* **The exercise**: Look through the data for the string "distance". Copy every line where it is found.

=== Supplied material ===

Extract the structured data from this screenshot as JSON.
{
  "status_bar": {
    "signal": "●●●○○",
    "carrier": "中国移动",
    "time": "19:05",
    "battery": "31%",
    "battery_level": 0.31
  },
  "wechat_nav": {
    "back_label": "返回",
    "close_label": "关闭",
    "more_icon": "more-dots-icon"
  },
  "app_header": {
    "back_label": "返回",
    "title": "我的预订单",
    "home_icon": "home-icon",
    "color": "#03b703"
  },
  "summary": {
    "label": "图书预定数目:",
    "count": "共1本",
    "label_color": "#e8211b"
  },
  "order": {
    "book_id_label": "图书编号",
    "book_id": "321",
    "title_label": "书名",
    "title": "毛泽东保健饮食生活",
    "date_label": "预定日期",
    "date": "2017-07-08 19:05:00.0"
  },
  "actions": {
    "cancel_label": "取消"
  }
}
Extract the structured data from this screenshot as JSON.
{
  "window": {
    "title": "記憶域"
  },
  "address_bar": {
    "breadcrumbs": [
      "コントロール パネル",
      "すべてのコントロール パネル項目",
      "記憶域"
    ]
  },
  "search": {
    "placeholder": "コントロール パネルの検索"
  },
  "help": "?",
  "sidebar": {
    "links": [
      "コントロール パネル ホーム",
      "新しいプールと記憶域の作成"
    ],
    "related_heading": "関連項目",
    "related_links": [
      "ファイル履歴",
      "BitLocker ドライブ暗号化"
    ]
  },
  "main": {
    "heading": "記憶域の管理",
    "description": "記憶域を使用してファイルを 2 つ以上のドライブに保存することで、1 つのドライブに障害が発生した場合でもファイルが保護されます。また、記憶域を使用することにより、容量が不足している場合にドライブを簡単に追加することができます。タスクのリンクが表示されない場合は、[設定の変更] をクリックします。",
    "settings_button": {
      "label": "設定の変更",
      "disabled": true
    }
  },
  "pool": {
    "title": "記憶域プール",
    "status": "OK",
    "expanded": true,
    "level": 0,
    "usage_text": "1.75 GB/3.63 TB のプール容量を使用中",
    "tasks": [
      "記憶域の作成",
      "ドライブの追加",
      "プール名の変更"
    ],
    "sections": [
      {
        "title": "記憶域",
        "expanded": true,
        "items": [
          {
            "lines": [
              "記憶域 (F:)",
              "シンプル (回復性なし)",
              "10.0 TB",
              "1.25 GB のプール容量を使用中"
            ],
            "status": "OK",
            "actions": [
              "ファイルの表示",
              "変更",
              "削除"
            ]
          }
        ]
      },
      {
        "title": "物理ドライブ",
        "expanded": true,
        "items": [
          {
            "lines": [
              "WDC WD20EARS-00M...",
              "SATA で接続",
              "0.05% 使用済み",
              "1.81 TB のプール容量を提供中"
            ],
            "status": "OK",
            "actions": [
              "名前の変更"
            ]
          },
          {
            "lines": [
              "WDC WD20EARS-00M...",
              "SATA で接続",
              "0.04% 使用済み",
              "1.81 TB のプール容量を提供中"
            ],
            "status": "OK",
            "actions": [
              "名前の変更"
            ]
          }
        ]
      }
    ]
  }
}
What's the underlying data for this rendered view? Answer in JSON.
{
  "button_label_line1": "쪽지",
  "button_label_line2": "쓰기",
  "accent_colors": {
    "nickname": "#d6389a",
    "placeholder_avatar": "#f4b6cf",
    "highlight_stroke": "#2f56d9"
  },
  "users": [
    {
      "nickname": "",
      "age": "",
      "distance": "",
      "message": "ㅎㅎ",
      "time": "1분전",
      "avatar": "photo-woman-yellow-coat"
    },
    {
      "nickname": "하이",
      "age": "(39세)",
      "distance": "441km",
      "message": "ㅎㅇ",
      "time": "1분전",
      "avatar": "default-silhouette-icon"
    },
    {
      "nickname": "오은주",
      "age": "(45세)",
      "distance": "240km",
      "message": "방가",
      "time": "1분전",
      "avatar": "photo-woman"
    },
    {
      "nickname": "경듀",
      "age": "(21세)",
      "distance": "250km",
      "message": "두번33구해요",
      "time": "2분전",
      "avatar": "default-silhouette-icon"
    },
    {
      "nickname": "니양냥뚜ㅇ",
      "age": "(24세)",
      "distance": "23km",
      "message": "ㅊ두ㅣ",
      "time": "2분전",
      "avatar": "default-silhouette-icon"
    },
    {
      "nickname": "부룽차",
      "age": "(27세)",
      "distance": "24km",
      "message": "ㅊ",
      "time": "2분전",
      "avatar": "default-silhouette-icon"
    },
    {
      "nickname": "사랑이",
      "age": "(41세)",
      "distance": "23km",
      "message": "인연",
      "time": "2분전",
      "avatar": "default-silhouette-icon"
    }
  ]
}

===

* **Task response**:
      "distance": "",
      "distance": "441km",
      "distance": "240km",
      "distance": "250km",
      "distance": "23km",
      "distance": "24km",
      "distance": "23km",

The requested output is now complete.